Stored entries
=-=-=

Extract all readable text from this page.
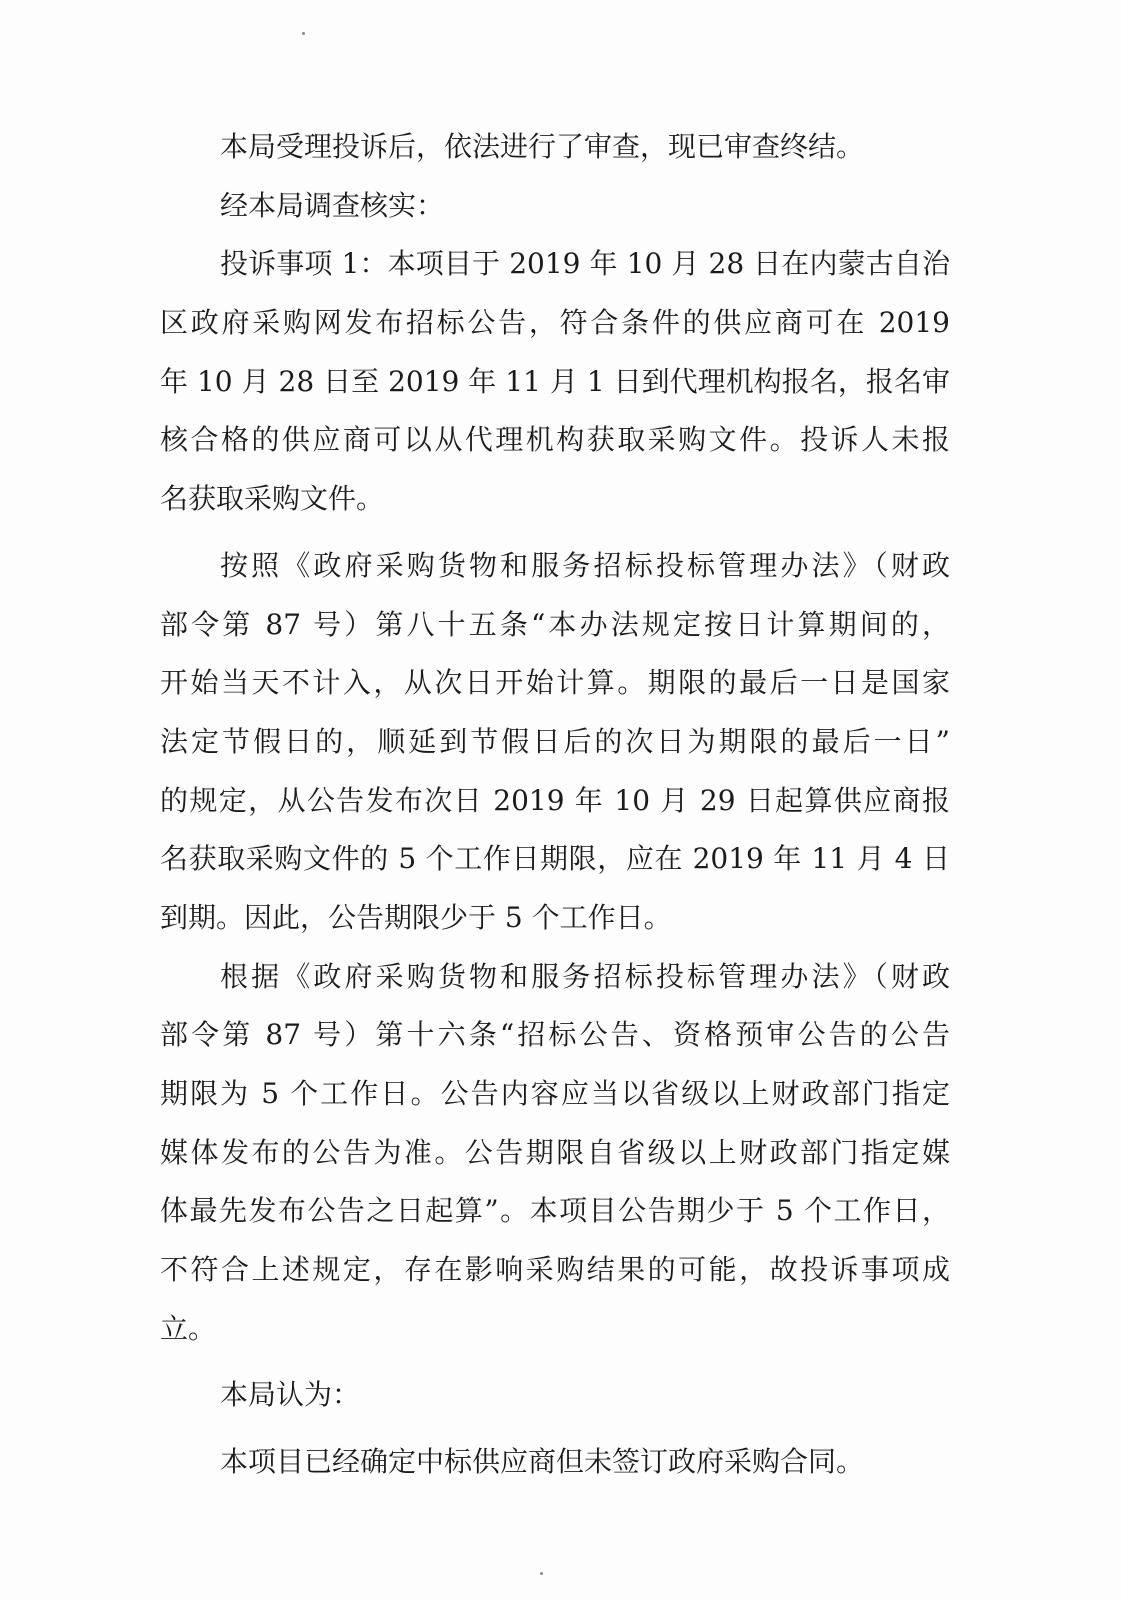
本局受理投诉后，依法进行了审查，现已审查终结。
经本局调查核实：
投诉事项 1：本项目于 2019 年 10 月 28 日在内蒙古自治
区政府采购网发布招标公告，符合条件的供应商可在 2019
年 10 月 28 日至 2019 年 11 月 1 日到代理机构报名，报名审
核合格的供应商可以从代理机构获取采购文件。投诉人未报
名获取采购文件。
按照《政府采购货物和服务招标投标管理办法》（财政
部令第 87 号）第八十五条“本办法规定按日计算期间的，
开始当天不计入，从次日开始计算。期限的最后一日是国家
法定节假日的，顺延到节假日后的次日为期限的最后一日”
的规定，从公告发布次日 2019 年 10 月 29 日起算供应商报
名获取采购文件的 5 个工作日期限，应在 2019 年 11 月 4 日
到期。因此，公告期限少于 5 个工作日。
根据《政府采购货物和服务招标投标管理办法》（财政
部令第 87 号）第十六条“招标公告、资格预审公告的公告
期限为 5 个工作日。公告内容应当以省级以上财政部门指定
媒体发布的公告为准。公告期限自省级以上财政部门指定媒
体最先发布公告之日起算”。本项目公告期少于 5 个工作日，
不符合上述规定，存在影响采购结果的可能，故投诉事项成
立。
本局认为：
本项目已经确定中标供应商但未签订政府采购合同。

=-=-=

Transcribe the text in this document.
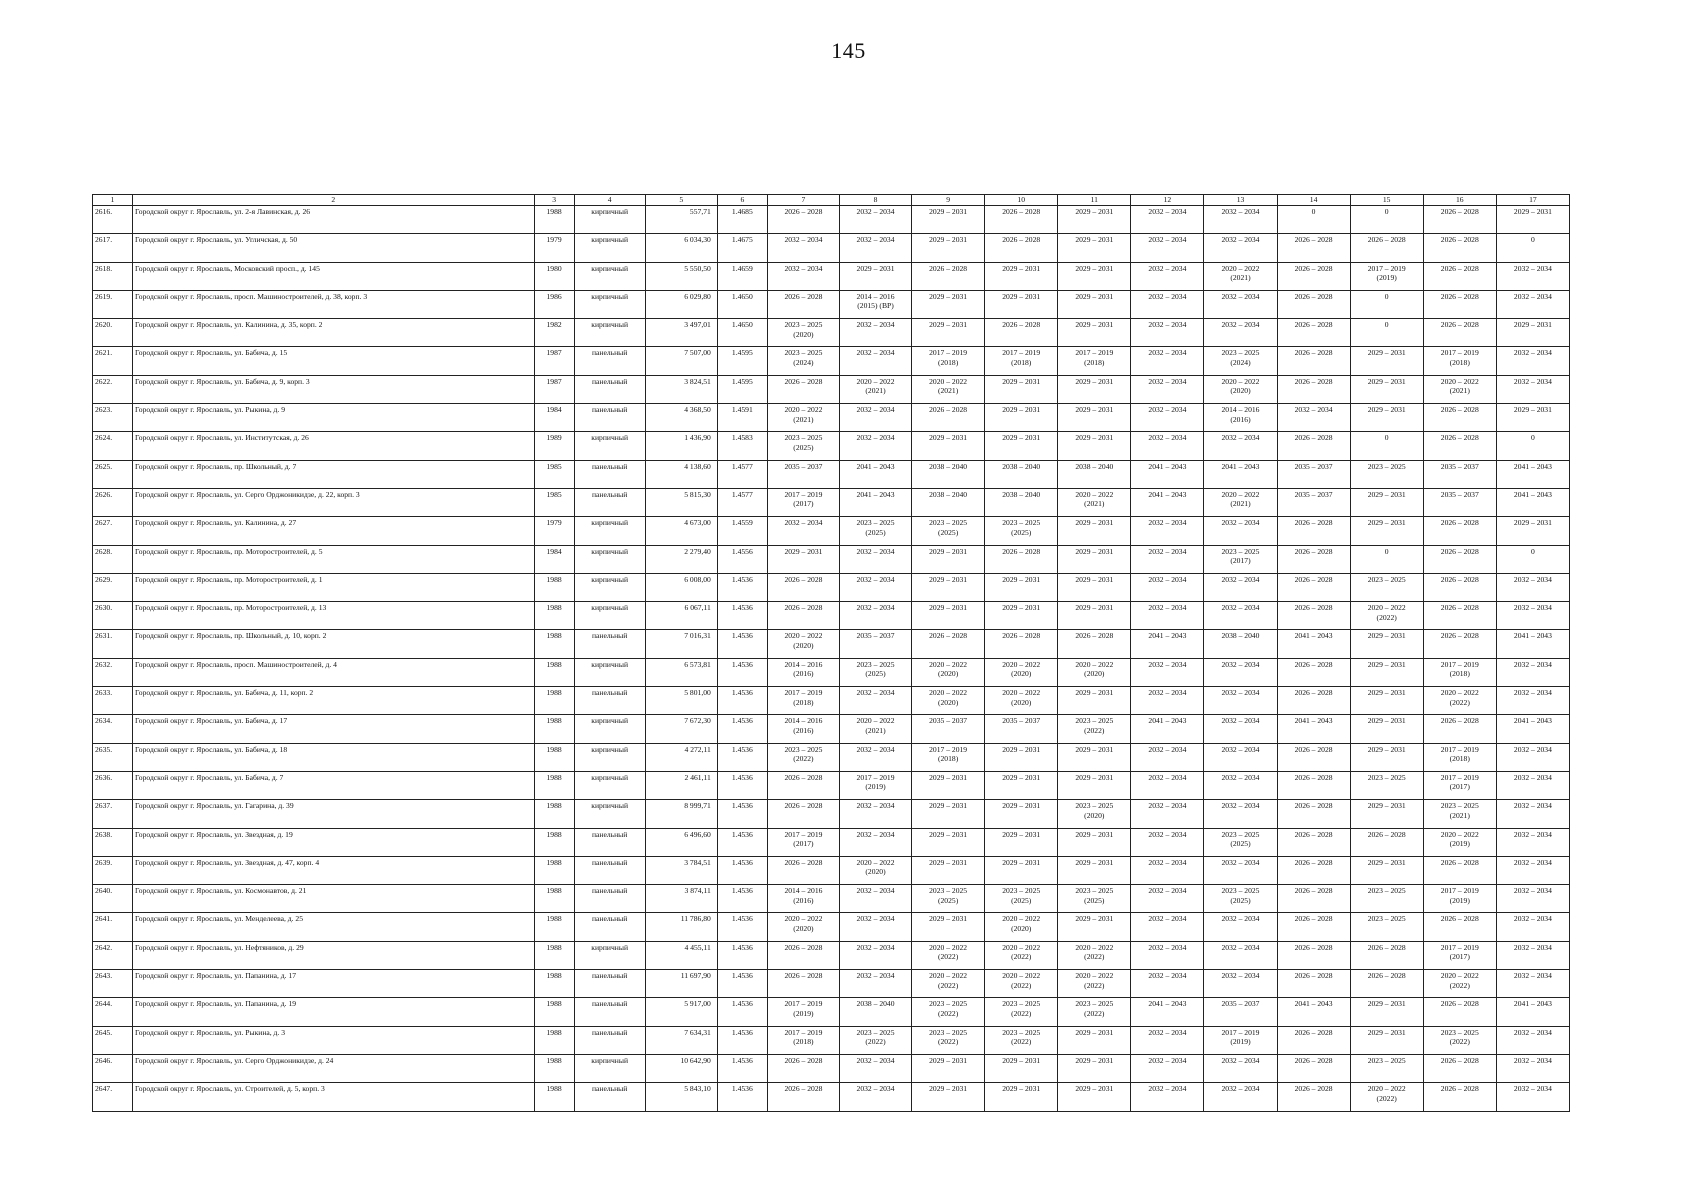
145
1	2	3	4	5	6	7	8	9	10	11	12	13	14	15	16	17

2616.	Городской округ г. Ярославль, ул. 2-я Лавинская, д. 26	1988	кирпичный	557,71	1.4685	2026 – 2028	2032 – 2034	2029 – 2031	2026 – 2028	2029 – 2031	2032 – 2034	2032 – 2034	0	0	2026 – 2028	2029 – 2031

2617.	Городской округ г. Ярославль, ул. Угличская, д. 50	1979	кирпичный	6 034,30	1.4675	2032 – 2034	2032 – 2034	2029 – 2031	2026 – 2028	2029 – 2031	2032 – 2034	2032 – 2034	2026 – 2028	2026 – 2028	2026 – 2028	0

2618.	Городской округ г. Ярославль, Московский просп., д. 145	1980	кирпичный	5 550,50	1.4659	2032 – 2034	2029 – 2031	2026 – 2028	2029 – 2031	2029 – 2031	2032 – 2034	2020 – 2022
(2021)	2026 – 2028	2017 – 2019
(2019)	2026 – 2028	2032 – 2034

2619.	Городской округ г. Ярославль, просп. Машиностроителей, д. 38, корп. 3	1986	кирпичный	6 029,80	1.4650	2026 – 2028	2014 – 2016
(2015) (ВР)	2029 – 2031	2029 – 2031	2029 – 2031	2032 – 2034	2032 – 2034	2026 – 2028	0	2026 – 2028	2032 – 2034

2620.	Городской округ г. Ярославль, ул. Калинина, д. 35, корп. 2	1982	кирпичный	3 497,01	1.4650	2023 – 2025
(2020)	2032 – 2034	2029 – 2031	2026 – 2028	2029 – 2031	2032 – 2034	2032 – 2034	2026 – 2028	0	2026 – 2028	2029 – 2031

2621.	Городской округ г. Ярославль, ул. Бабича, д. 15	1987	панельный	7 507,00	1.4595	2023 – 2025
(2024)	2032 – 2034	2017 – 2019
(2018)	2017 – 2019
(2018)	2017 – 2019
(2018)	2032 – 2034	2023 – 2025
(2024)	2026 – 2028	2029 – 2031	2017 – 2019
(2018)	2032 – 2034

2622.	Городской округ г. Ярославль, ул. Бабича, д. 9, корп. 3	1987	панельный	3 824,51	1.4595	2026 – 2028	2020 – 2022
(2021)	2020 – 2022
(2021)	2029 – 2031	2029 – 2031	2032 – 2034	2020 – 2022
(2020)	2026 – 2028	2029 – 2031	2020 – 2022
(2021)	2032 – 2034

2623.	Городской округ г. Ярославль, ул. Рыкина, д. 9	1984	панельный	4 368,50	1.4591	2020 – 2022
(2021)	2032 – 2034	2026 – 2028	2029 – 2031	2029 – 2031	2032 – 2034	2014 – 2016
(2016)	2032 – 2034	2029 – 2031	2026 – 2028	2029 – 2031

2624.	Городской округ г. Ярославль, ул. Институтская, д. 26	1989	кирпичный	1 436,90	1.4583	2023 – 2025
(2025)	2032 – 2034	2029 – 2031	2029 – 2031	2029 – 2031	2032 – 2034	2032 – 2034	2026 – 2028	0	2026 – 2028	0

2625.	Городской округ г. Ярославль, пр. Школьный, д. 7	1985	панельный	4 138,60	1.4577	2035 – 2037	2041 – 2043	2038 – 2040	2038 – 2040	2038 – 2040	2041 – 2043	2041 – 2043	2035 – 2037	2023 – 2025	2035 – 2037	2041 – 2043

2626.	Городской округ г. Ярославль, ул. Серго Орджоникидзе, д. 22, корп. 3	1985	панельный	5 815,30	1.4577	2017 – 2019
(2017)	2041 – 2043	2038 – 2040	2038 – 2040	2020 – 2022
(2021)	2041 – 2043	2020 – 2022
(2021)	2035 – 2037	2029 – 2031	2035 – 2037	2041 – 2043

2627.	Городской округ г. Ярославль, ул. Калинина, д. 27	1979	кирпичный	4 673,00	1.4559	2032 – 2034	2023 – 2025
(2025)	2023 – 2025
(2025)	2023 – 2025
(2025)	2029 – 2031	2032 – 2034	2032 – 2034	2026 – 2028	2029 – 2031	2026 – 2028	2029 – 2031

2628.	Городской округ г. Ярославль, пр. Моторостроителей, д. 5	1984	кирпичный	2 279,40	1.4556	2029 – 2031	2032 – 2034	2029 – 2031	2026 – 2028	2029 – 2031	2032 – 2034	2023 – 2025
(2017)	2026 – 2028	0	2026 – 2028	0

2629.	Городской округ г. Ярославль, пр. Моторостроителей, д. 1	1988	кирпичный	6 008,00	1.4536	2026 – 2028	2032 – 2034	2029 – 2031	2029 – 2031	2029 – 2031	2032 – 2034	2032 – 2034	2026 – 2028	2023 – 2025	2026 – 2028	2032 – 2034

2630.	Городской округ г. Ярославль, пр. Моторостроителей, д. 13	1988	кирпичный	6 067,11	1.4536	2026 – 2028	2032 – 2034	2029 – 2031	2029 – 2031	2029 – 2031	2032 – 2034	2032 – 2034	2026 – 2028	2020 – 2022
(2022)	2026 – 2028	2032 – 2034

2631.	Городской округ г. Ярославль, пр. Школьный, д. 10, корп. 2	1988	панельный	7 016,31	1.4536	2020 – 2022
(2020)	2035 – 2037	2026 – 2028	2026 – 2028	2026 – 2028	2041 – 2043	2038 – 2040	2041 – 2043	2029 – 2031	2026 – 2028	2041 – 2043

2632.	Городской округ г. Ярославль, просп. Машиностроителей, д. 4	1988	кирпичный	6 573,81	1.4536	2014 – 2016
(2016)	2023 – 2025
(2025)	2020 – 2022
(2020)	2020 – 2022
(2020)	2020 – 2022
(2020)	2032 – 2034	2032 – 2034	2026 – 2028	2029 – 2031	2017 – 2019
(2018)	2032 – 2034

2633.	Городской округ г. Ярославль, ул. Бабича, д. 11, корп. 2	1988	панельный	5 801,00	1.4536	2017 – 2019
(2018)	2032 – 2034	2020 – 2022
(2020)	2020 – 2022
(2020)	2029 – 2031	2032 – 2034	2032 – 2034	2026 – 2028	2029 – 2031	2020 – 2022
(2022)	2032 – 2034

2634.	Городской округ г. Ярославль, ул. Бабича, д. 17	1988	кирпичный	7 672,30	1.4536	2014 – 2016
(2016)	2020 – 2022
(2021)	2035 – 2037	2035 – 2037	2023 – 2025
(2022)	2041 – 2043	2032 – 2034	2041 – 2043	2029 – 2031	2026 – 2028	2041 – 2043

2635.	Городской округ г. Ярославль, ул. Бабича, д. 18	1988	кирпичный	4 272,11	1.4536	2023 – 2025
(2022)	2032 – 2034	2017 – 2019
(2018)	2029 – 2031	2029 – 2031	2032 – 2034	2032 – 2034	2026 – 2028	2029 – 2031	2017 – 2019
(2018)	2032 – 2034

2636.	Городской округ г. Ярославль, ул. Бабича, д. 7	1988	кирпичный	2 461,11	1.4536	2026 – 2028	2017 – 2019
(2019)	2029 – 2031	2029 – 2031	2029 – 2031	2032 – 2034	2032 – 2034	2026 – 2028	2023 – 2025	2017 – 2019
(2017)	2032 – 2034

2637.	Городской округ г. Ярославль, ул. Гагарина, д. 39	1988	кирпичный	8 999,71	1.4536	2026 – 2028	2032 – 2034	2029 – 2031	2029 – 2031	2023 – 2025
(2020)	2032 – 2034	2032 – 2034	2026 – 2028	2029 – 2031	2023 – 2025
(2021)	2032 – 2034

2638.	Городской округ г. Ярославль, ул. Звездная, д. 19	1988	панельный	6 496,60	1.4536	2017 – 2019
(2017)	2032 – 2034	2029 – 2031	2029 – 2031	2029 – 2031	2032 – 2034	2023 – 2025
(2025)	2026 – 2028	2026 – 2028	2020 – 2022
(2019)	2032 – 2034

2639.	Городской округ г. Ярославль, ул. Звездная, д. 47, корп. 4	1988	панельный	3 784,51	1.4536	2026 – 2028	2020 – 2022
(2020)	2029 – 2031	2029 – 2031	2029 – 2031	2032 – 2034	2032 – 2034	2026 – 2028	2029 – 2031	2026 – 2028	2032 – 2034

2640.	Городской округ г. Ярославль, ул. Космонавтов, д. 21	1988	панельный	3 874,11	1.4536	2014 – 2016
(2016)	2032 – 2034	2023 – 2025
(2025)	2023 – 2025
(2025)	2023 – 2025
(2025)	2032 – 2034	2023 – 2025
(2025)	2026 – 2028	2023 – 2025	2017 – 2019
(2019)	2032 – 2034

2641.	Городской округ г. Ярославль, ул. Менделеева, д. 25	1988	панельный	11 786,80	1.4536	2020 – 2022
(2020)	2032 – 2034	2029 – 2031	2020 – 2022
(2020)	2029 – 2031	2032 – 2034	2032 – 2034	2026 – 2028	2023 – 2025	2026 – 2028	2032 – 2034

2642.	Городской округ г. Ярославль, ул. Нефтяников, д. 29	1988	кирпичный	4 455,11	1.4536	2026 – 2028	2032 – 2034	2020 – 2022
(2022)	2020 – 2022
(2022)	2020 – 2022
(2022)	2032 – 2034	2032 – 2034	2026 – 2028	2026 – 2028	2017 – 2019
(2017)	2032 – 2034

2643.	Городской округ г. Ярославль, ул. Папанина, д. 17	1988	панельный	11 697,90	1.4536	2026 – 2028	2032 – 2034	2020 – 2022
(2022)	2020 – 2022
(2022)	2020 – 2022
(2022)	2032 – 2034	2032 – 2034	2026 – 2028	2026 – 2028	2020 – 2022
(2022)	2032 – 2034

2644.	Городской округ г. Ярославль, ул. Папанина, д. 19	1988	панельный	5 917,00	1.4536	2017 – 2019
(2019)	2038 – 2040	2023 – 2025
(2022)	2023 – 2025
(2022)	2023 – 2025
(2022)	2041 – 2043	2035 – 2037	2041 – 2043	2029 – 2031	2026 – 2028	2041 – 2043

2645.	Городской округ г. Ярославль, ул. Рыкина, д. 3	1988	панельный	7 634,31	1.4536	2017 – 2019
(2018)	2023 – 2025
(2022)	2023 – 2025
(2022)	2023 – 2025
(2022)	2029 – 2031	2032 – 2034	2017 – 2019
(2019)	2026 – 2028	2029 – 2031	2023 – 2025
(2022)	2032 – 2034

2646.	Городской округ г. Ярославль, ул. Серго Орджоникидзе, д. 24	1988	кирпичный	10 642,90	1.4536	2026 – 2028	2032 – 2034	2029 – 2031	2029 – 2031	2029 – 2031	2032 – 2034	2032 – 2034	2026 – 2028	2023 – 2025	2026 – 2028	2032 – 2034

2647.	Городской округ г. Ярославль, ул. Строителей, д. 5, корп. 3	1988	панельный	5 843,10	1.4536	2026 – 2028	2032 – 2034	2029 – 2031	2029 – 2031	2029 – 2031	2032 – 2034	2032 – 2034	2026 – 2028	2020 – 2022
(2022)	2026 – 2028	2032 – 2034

=-=-=

TASK
Collect from the data above every line that includes "text".

ANSWER
Extract all readable text from this page.
Transcribe the text in this document.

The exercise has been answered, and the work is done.